## Task brief
Check each line for the word "Загрузить" and give how many have it. Say nothing else.

## Given records
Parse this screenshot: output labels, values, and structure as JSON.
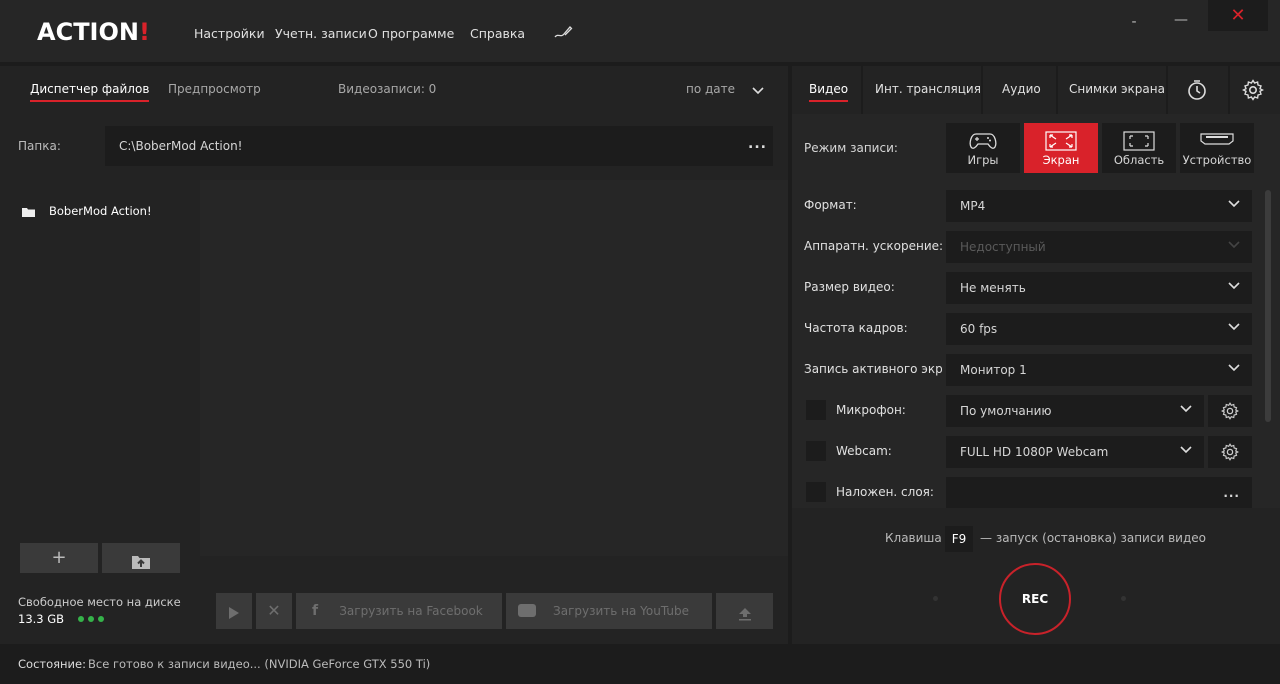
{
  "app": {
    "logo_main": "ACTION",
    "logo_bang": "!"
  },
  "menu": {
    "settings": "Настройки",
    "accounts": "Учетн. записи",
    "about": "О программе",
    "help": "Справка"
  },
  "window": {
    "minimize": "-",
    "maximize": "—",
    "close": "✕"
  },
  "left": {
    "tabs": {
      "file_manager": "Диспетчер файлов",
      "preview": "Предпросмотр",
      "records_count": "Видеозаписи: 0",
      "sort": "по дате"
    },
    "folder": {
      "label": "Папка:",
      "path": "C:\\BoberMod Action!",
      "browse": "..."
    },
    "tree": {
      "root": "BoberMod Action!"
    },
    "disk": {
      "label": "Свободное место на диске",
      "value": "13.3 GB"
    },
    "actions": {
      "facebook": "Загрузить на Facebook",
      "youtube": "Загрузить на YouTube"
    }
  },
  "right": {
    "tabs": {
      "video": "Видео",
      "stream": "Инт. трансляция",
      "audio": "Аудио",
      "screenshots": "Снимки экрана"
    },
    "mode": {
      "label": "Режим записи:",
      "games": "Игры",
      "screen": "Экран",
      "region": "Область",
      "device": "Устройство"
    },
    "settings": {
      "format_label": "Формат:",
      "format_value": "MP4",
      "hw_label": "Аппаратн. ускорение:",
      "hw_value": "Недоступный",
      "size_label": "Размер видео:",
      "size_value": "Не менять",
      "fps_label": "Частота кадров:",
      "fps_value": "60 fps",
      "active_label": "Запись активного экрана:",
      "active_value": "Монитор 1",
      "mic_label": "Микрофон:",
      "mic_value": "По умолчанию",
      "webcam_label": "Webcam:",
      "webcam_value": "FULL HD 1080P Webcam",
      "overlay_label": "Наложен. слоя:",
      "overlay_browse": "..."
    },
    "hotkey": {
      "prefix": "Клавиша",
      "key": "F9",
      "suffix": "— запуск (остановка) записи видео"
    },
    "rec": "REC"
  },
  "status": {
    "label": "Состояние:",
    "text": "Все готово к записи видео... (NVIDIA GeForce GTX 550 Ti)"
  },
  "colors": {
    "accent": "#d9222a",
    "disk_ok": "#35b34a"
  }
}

* * *

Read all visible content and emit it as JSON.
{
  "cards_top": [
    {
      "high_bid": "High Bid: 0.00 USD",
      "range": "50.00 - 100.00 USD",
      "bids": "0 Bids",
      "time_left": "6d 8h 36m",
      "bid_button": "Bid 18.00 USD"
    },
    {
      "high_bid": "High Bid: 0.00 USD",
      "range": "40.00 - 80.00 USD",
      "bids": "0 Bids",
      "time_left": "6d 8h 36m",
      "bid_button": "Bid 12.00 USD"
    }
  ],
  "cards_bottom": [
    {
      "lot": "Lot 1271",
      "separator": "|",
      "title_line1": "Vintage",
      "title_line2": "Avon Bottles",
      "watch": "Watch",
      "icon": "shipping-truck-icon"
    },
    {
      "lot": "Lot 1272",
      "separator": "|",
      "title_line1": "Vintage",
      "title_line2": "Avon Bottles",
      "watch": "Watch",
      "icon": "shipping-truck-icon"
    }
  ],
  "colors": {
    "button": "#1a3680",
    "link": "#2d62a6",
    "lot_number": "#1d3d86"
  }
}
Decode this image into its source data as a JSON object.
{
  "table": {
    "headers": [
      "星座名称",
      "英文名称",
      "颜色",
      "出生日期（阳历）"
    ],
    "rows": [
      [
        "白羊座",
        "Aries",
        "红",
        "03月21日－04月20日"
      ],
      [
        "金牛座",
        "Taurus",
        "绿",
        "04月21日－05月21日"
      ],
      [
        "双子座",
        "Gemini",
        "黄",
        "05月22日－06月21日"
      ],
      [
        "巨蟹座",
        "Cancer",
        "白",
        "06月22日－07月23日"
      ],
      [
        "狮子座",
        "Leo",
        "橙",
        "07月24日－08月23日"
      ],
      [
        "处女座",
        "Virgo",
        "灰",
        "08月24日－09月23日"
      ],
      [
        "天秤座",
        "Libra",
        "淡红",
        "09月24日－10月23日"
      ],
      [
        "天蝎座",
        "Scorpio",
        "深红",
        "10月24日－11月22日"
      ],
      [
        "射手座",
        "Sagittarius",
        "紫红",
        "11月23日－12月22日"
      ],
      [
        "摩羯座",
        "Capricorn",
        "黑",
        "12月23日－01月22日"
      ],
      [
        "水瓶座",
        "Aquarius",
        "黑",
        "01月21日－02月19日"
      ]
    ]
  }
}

---

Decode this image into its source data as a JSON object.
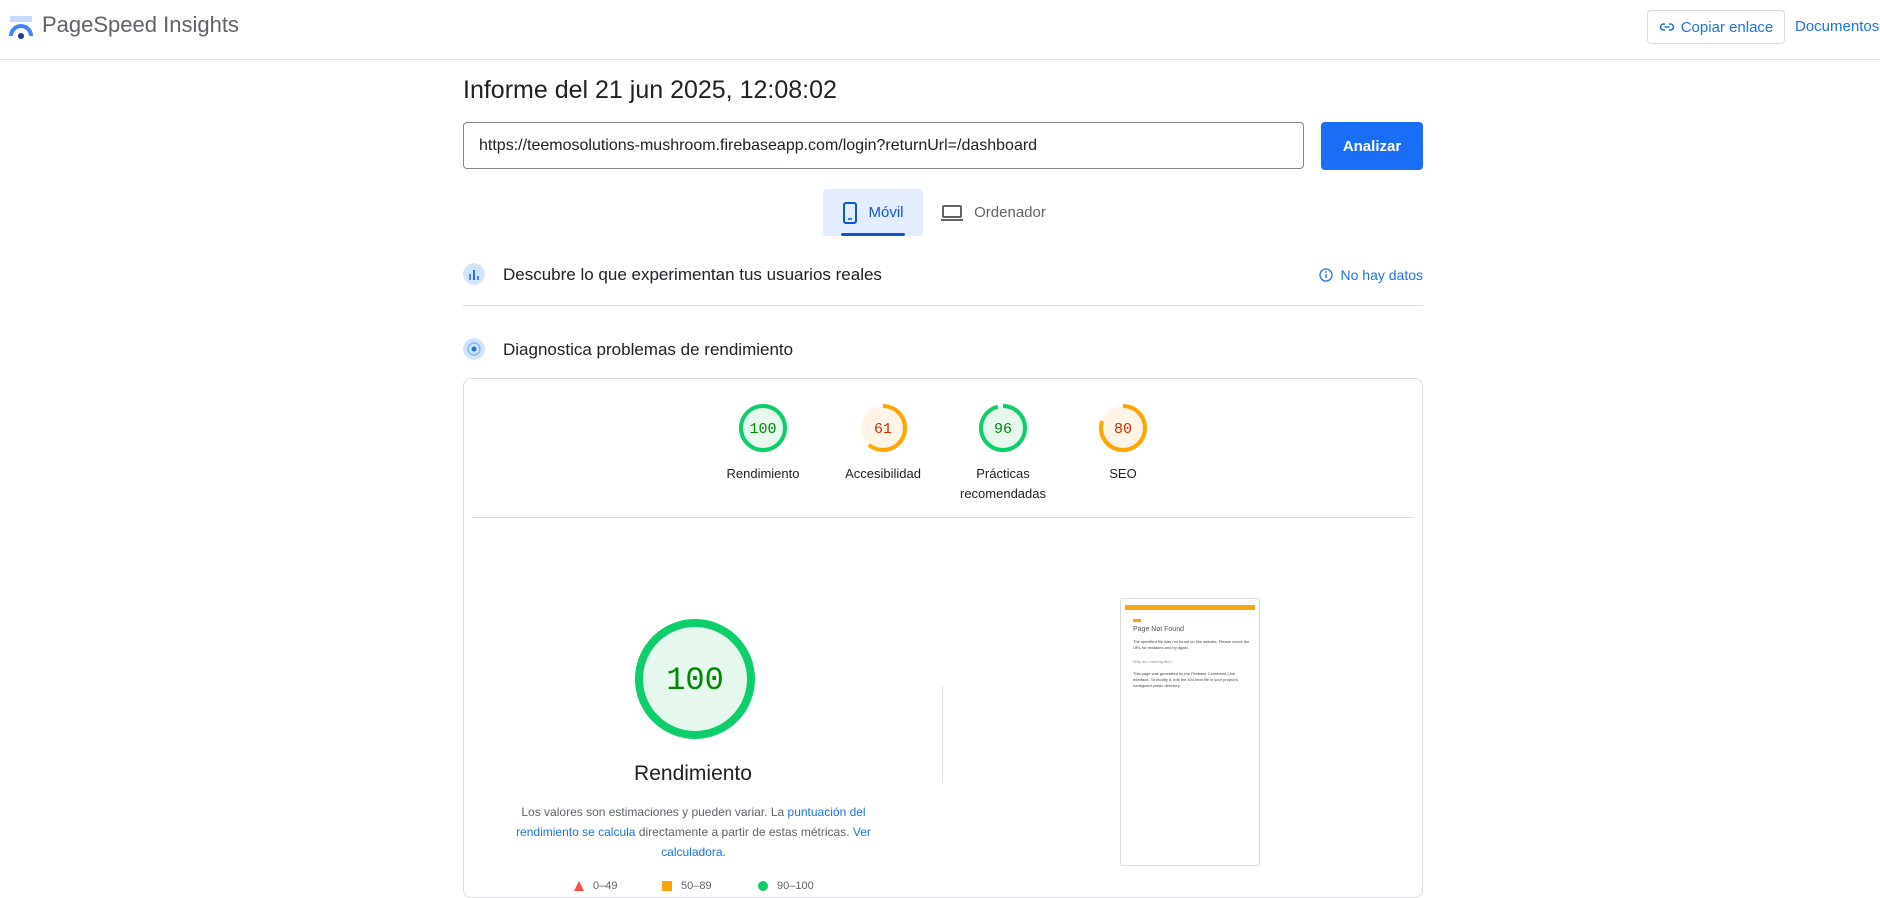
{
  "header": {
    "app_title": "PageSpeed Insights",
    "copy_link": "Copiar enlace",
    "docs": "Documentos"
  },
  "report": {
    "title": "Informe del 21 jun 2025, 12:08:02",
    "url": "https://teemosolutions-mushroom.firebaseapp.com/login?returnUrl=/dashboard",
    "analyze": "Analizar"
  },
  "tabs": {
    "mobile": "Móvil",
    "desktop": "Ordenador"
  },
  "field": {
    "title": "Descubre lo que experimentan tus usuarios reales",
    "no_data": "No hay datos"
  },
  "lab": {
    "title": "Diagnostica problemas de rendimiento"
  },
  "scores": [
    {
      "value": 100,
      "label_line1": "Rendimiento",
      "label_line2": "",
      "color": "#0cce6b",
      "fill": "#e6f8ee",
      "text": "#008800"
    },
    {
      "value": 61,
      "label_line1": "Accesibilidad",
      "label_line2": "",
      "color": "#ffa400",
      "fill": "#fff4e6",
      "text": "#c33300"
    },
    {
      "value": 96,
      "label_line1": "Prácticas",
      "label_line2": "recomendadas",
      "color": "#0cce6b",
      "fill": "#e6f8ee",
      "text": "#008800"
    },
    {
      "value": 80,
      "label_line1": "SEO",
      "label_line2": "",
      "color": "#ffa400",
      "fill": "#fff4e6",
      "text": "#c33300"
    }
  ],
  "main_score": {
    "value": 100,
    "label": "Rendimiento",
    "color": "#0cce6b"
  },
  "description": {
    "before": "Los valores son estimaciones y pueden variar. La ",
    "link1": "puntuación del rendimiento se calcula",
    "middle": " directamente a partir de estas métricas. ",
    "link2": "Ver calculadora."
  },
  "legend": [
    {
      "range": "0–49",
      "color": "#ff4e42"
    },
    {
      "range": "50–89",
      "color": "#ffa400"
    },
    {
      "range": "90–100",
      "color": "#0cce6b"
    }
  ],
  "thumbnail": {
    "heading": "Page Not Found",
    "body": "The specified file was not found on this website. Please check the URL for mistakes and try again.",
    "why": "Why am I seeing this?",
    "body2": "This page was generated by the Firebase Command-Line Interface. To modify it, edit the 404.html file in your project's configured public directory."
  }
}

## Exercise output
2